#### TEXT PASSAGE:
Questions on notations about supremum

[julypraise]

Homework Statement

In usual textbooks, what are the meanings of the notations

(1) $\sup_{k\in\mathbb{N}}|x_{k}|$

(2) $\sup_{x\in [ a , b ] }|f(x)-g(x)|$

where $(x_{k})$ is a real sequence and $f$ and $g$ are real valued functions

Homework Equations

None.

The Attempt at a Solution

The meaning I guessed is that

(1) $\sup_{k\in\mathbb{N}}|x_{k}|=\sup\{|x_{k}|:k\in \mathbb{N}\}$

(2) $\sup_{x\in[a,b]}|f(x)-g(x)|=\sup\{|f(x)-g(x)|:x\in[a,b]\}$.

 

[Fredrik]

Your guess is correct.

#### TASK INSTRUCTIONS:
Please say whether each statement agrees with the thread on supremum notation, answering yes or no and quoting the deciding words from it: (a) The poster supplies relevant equations for the problem. (b) Both $f$ and $g$ are described as real valued functions. (c) The reply confirms the poster's guessed meanings. The records after this thread were taken from a separate source.

#### DATA SECTION:
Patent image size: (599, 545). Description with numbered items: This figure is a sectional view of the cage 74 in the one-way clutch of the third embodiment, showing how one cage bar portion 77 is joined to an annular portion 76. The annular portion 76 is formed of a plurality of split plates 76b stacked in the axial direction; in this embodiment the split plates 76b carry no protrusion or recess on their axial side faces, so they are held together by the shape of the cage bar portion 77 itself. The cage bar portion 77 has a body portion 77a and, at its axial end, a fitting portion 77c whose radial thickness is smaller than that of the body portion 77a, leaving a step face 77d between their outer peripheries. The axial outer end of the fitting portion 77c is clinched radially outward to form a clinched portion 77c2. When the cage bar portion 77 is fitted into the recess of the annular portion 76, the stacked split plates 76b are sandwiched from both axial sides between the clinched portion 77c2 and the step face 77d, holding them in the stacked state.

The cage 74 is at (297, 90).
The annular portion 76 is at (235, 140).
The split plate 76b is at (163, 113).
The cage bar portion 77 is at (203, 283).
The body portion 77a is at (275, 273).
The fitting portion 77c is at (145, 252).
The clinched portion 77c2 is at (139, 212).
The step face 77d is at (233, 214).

#### SOLVED EXERCISE:
(a) No: "None."
(b) Yes: "$f$ and $g$ are real valued functions"
(c) Yes: "Your guess is correct."